[Start PROVIDED RECORDS]

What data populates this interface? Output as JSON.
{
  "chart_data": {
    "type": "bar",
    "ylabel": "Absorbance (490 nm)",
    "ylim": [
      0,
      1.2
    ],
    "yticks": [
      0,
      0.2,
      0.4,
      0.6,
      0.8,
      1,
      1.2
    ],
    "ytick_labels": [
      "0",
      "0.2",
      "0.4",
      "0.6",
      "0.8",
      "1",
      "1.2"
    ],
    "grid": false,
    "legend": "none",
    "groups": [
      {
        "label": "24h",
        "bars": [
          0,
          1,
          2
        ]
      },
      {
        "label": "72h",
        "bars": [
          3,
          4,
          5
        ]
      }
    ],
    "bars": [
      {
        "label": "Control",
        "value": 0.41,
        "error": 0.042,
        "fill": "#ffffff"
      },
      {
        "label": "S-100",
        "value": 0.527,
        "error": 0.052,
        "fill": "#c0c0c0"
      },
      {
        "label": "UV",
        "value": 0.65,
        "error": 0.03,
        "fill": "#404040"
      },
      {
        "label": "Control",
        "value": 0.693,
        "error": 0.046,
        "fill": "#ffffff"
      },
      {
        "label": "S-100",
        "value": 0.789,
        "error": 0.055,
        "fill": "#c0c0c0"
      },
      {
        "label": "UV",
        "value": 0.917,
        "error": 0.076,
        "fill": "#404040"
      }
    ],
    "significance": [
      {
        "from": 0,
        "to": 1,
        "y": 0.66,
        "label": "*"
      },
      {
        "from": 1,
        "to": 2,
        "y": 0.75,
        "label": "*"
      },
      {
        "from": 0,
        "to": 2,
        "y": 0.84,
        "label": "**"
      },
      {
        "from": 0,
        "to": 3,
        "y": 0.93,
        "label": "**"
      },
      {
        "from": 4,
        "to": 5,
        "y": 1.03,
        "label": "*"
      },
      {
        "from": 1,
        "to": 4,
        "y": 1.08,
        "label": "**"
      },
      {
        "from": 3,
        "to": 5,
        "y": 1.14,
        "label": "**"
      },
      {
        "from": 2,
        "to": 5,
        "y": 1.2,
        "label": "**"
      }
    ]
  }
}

[End PROVIDED RECORDS]

> **WHAT TO DO**: All of the records must be retyped exactly as they are.

> **RESPONSE TO THE EXERCISE**:
What data populates this interface? Output as JSON.
{
  "chart_data": {
    "type": "bar",
    "ylabel": "Absorbance (490 nm)",
    "ylim": [
      0,
      1.2
    ],
    "yticks": [
      0,
      0.2,
      0.4,
      0.6,
      0.8,
      1,
      1.2
    ],
    "ytick_labels": [
      "0",
      "0.2",
      "0.4",
      "0.6",
      "0.8",
      "1",
      "1.2"
    ],
    "grid": false,
    "legend": "none",
    "groups": [
      {
        "label": "24h",
        "bars": [
          0,
          1,
          2
        ]
      },
      {
        "label": "72h",
        "bars": [
          3,
          4,
          5
        ]
      }
    ],
    "bars": [
      {
        "label": "Control",
        "value": 0.41,
        "error": 0.042,
        "fill": "#ffffff"
      },
      {
        "label": "S-100",
        "value": 0.527,
        "error": 0.052,
        "fill": "#c0c0c0"
      },
      {
        "label": "UV",
        "value": 0.65,
        "error": 0.03,
        "fill": "#404040"
      },
      {
        "label": "Control",
        "value": 0.693,
        "error": 0.046,
        "fill": "#ffffff"
      },
      {
        "label": "S-100",
        "value": 0.789,
        "error": 0.055,
        "fill": "#c0c0c0"
      },
      {
        "label": "UV",
        "value": 0.917,
        "error": 0.076,
        "fill": "#404040"
      }
    ],
    "significance": [
      {
        "from": 0,
        "to": 1,
        "y": 0.66,
        "label": "*"
      },
      {
        "from": 1,
        "to": 2,
        "y": 0.75,
        "label": "*"
      },
      {
        "from": 0,
        "to": 2,
        "y": 0.84,
        "label": "**"
      },
      {
        "from": 0,
        "to": 3,
        "y": 0.93,
        "label": "**"
      },
      {
        "from": 4,
        "to": 5,
        "y": 1.03,
        "label": "*"
      },
      {
        "from": 1,
        "to": 4,
        "y": 1.08,
        "label": "**"
      },
      {
        "from": 3,
        "to": 5,
        "y": 1.14,
        "label": "**"
      },
      {
        "from": 2,
        "to": 5,
        "y": 1.2,
        "label": "**"
      }
    ]
  }
}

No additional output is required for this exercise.